Dataset rows about figures:
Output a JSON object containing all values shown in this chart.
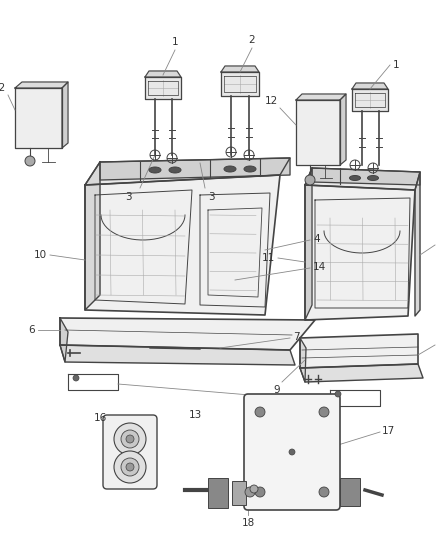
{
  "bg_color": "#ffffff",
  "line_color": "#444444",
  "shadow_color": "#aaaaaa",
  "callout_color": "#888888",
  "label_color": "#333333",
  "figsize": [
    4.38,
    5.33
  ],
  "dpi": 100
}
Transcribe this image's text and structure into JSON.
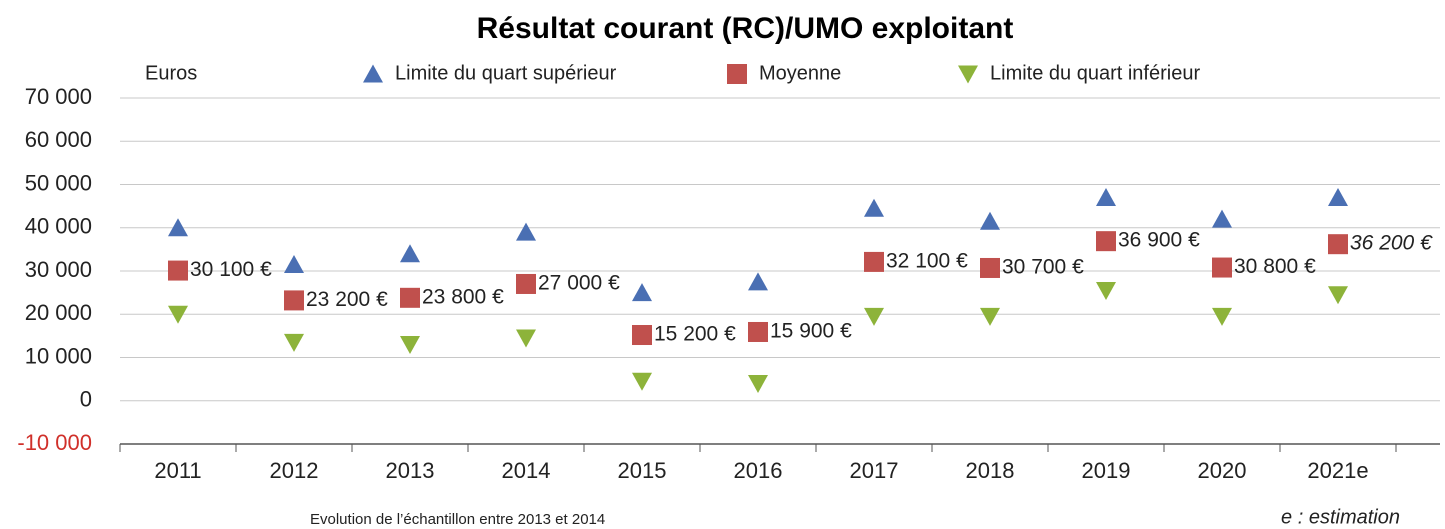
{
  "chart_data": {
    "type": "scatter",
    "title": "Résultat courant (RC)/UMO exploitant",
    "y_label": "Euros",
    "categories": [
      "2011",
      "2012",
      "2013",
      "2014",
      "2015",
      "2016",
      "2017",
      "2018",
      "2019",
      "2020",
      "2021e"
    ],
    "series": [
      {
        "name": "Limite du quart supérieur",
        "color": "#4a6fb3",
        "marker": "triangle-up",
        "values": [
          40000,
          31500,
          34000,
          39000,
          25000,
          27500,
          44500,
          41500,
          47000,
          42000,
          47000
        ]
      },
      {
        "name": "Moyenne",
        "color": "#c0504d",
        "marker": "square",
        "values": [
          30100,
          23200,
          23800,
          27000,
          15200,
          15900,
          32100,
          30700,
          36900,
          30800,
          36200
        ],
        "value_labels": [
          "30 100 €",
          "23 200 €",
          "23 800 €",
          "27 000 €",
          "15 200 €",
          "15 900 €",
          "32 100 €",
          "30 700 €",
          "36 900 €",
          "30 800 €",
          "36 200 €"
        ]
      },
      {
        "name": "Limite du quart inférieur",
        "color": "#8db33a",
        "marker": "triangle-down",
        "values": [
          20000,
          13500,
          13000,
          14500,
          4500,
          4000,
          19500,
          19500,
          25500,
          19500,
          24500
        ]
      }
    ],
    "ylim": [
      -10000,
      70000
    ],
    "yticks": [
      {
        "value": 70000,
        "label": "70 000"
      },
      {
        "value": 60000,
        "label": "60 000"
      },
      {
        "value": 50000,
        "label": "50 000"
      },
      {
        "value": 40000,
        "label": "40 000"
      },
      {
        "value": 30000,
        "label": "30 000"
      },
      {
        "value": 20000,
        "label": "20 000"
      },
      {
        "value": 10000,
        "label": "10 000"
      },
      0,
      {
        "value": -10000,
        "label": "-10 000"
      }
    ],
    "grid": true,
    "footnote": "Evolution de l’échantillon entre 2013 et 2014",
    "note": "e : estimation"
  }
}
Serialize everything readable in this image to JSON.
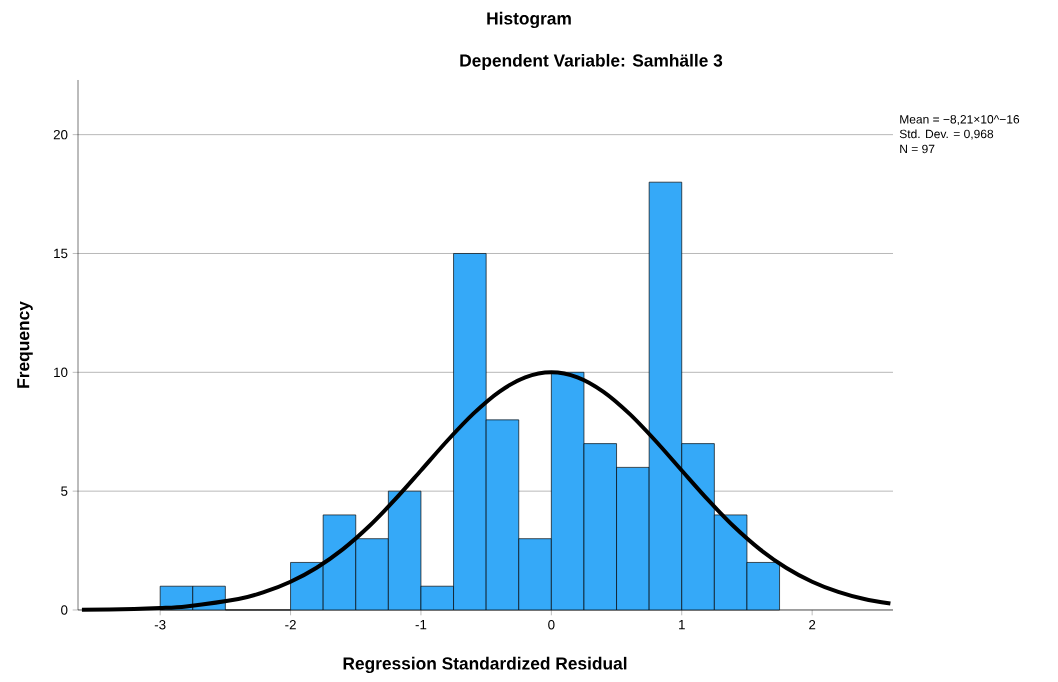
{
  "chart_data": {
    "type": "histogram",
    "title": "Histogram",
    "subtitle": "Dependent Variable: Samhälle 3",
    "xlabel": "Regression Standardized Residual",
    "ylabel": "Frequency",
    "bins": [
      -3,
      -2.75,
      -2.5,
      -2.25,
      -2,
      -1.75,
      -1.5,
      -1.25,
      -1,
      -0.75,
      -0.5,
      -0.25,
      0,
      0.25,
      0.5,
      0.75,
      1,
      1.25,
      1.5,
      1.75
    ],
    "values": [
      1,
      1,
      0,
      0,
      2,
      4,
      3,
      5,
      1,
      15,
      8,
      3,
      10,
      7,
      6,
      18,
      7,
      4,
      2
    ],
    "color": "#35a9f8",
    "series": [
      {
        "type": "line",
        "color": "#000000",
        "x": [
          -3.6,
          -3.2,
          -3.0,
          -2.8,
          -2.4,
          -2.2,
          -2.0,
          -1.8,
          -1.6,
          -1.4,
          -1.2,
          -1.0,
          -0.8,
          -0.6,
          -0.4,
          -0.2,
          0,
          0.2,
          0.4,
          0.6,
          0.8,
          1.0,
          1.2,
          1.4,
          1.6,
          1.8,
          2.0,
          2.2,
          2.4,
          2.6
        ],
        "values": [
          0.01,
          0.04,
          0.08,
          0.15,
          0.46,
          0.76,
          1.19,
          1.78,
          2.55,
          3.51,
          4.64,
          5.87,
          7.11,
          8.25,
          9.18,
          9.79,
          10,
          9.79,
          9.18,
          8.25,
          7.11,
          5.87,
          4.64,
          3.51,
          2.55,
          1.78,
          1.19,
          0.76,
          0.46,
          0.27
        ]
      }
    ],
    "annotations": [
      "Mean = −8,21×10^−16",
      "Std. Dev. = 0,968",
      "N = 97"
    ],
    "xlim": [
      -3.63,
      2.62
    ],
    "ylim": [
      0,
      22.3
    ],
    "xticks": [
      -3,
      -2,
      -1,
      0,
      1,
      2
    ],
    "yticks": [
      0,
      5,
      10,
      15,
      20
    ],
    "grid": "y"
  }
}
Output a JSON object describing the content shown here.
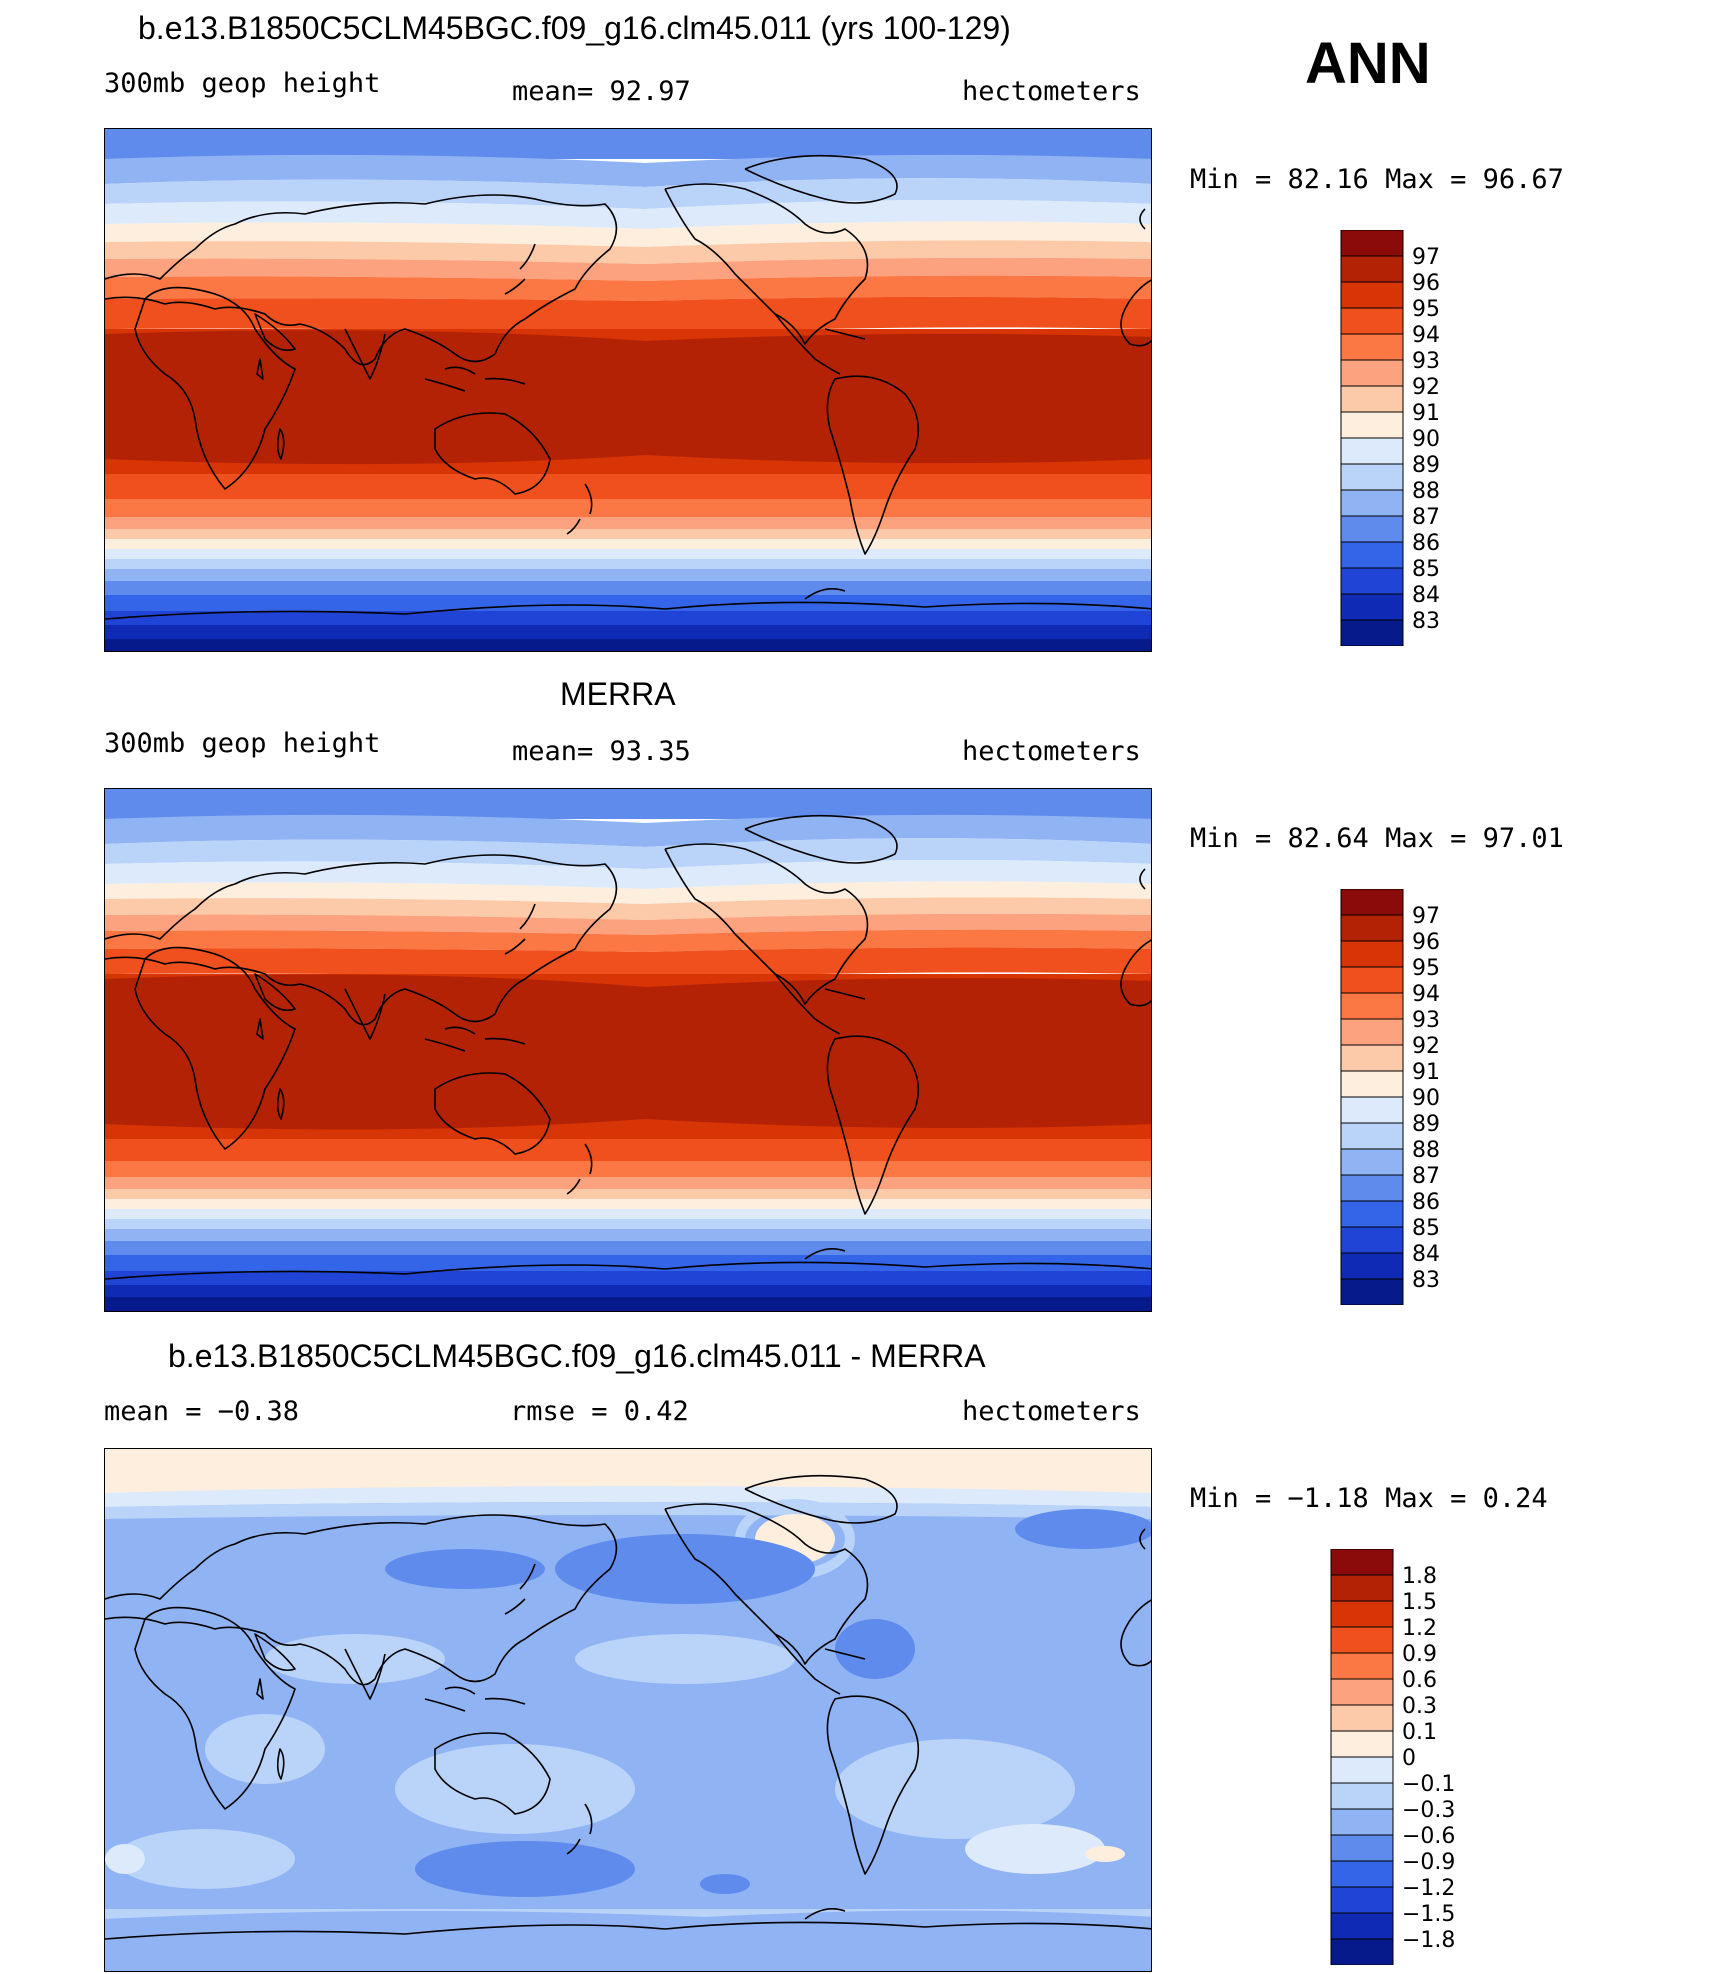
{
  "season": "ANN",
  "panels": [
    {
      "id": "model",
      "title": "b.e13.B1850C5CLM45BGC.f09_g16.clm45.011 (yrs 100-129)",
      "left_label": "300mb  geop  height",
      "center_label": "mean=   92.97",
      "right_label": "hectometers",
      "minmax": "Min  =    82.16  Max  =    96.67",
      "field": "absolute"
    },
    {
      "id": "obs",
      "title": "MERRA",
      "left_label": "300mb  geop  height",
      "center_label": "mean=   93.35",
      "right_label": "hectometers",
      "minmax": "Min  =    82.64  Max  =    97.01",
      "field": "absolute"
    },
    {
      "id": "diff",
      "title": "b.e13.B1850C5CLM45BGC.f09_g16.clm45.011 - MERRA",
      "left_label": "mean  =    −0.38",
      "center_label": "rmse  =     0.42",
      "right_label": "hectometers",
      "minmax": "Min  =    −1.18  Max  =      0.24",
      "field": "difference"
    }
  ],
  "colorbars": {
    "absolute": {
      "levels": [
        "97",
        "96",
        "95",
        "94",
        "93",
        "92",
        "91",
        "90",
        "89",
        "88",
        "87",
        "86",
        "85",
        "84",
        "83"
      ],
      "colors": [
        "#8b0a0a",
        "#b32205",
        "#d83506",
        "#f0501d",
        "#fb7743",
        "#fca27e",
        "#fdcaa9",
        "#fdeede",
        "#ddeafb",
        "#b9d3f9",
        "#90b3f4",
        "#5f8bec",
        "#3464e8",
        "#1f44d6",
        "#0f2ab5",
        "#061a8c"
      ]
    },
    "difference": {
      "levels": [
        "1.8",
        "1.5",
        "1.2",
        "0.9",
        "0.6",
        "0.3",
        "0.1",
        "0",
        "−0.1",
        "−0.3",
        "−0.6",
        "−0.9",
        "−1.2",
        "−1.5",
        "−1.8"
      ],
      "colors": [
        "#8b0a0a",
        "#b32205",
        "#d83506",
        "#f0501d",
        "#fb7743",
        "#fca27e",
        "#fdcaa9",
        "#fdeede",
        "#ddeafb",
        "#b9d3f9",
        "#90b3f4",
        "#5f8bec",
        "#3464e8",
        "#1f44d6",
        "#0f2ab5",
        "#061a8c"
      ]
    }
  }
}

Exercise description:
Except for the pictures, copy the material above exactly.

Exercise output:
Output a JSON object containing all values shown in this chart.
{
  "bg_color": "#ffffff",
  "line_color": "#444444",
  "shadow_color": "#aaaaaa",
  "callout_color": "#888888",
  "label_color": "#333333",
  "figsize": [
    4.38,
    5.33
  ],
  "dpi": 100
}
Transcribe this image's text and structure into JSON.
{
  "chart_data": {
    "type": "scatter",
    "title": "Résultat courant (RC)/UMO exploitant",
    "y_label": "Euros",
    "categories": [
      "2011",
      "2012",
      "2013",
      "2014",
      "2015",
      "2016",
      "2017",
      "2018",
      "2019",
      "2020",
      "2021e"
    ],
    "series": [
      {
        "name": "Limite du quart supérieur",
        "color": "#4a6fb3",
        "marker": "triangle-up",
        "values": [
          40000,
          31500,
          34000,
          39000,
          25000,
          27500,
          44500,
          41500,
          47000,
          42000,
          47000
        ]
      },
      {
        "name": "Moyenne",
        "color": "#c0504d",
        "marker": "square",
        "values": [
          30100,
          23200,
          23800,
          27000,
          15200,
          15900,
          32100,
          30700,
          36900,
          30800,
          36200
        ],
        "value_labels": [
          "30 100 €",
          "23 200 €",
          "23 800 €",
          "27 000 €",
          "15 200 €",
          "15 900 €",
          "32 100 €",
          "30 700 €",
          "36 900 €",
          "30 800 €",
          "36 200 €"
        ]
      },
      {
        "name": "Limite du quart inférieur",
        "color": "#8db33a",
        "marker": "triangle-down",
        "values": [
          20000,
          13500,
          13000,
          14500,
          4500,
          4000,
          19500,
          19500,
          25500,
          19500,
          24500
        ]
      }
    ],
    "ylim": [
      -10000,
      70000
    ],
    "yticks": [
      {
        "value": 70000,
        "label": "70 000"
      },
      {
        "value": 60000,
        "label": "60 000"
      },
      {
        "value": 50000,
        "label": "50 000"
      },
      {
        "value": 40000,
        "label": "40 000"
      },
      {
        "value": 30000,
        "label": "30 000"
      },
      {
        "value": 20000,
        "label": "20 000"
      },
      {
        "value": 10000,
        "label": "10 000"
      },
      0,
      {
        "value": -10000,
        "label": "-10 000"
      }
    ],
    "grid": true,
    "footnote": "Evolution de l’échantillon entre 2013 et 2014",
    "note": "e : estimation"
  }
}
Serialize everything readable in this image to JSON.
{
  "chart_data": {
    "type": "histogram",
    "title": "Histogram",
    "subtitle": "Dependent Variable: Samhälle 3",
    "xlabel": "Regression Standardized Residual",
    "ylabel": "Frequency",
    "bins": [
      -3,
      -2.75,
      -2.5,
      -2.25,
      -2,
      -1.75,
      -1.5,
      -1.25,
      -1,
      -0.75,
      -0.5,
      -0.25,
      0,
      0.25,
      0.5,
      0.75,
      1,
      1.25,
      1.5,
      1.75
    ],
    "values": [
      1,
      1,
      0,
      0,
      2,
      4,
      3,
      5,
      1,
      15,
      8,
      3,
      10,
      7,
      6,
      18,
      7,
      4,
      2
    ],
    "color": "#35a9f8",
    "series": [
      {
        "type": "line",
        "color": "#000000",
        "x": [
          -3.6,
          -3.2,
          -3.0,
          -2.8,
          -2.4,
          -2.2,
          -2.0,
          -1.8,
          -1.6,
          -1.4,
          -1.2,
          -1.0,
          -0.8,
          -0.6,
          -0.4,
          -0.2,
          0,
          0.2,
          0.4,
          0.6,
          0.8,
          1.0,
          1.2,
          1.4,
          1.6,
          1.8,
          2.0,
          2.2,
          2.4,
          2.6
        ],
        "values": [
          0.01,
          0.04,
          0.08,
          0.15,
          0.46,
          0.76,
          1.19,
          1.78,
          2.55,
          3.51,
          4.64,
          5.87,
          7.11,
          8.25,
          9.18,
          9.79,
          10,
          9.79,
          9.18,
          8.25,
          7.11,
          5.87,
          4.64,
          3.51,
          2.55,
          1.78,
          1.19,
          0.76,
          0.46,
          0.27
        ]
      }
    ],
    "annotations": [
      "Mean = −8,21×10^−16",
      "Std. Dev. = 0,968",
      "N = 97"
    ],
    "xlim": [
      -3.63,
      2.62
    ],
    "ylim": [
      0,
      22.3
    ],
    "xticks": [
      -3,
      -2,
      -1,
      0,
      1,
      2
    ],
    "yticks": [
      0,
      5,
      10,
      15,
      20
    ],
    "grid": "y"
  }
}
Output a JSON object describing the content shown here.
{
  "season": "ANN",
  "panels": [
    {
      "id": "model",
      "title": "b.e13.B1850C5CLM45BGC.f09_g16.clm45.011 (yrs 100-129)",
      "left_label": "300mb  geop  height",
      "center_label": "mean=   92.97",
      "right_label": "hectometers",
      "minmax": "Min  =    82.16  Max  =    96.67",
      "field": "absolute"
    },
    {
      "id": "obs",
      "title": "MERRA",
      "left_label": "300mb  geop  height",
      "center_label": "mean=   93.35",
      "right_label": "hectometers",
      "minmax": "Min  =    82.64  Max  =    97.01",
      "field": "absolute"
    },
    {
      "id": "diff",
      "title": "b.e13.B1850C5CLM45BGC.f09_g16.clm45.011 - MERRA",
      "left_label": "mean  =    −0.38",
      "center_label": "rmse  =     0.42",
      "right_label": "hectometers",
      "minmax": "Min  =    −1.18  Max  =      0.24",
      "field": "difference"
    }
  ],
  "colorbars": {
    "absolute": {
      "levels": [
        "97",
        "96",
        "95",
        "94",
        "93",
        "92",
        "91",
        "90",
        "89",
        "88",
        "87",
        "86",
        "85",
        "84",
        "83"
      ],
      "colors": [
        "#8b0a0a",
        "#b32205",
        "#d83506",
        "#f0501d",
        "#fb7743",
        "#fca27e",
        "#fdcaa9",
        "#fdeede",
        "#ddeafb",
        "#b9d3f9",
        "#90b3f4",
        "#5f8bec",
        "#3464e8",
        "#1f44d6",
        "#0f2ab5",
        "#061a8c"
      ]
    },
    "difference": {
      "levels": [
        "1.8",
        "1.5",
        "1.2",
        "0.9",
        "0.6",
        "0.3",
        "0.1",
        "0",
        "−0.1",
        "−0.3",
        "−0.6",
        "−0.9",
        "−1.2",
        "−1.5",
        "−1.8"
      ],
      "colors": [
        "#8b0a0a",
        "#b32205",
        "#d83506",
        "#f0501d",
        "#fb7743",
        "#fca27e",
        "#fdcaa9",
        "#fdeede",
        "#ddeafb",
        "#b9d3f9",
        "#90b3f4",
        "#5f8bec",
        "#3464e8",
        "#1f44d6",
        "#0f2ab5",
        "#061a8c"
      ]
    }
  }
}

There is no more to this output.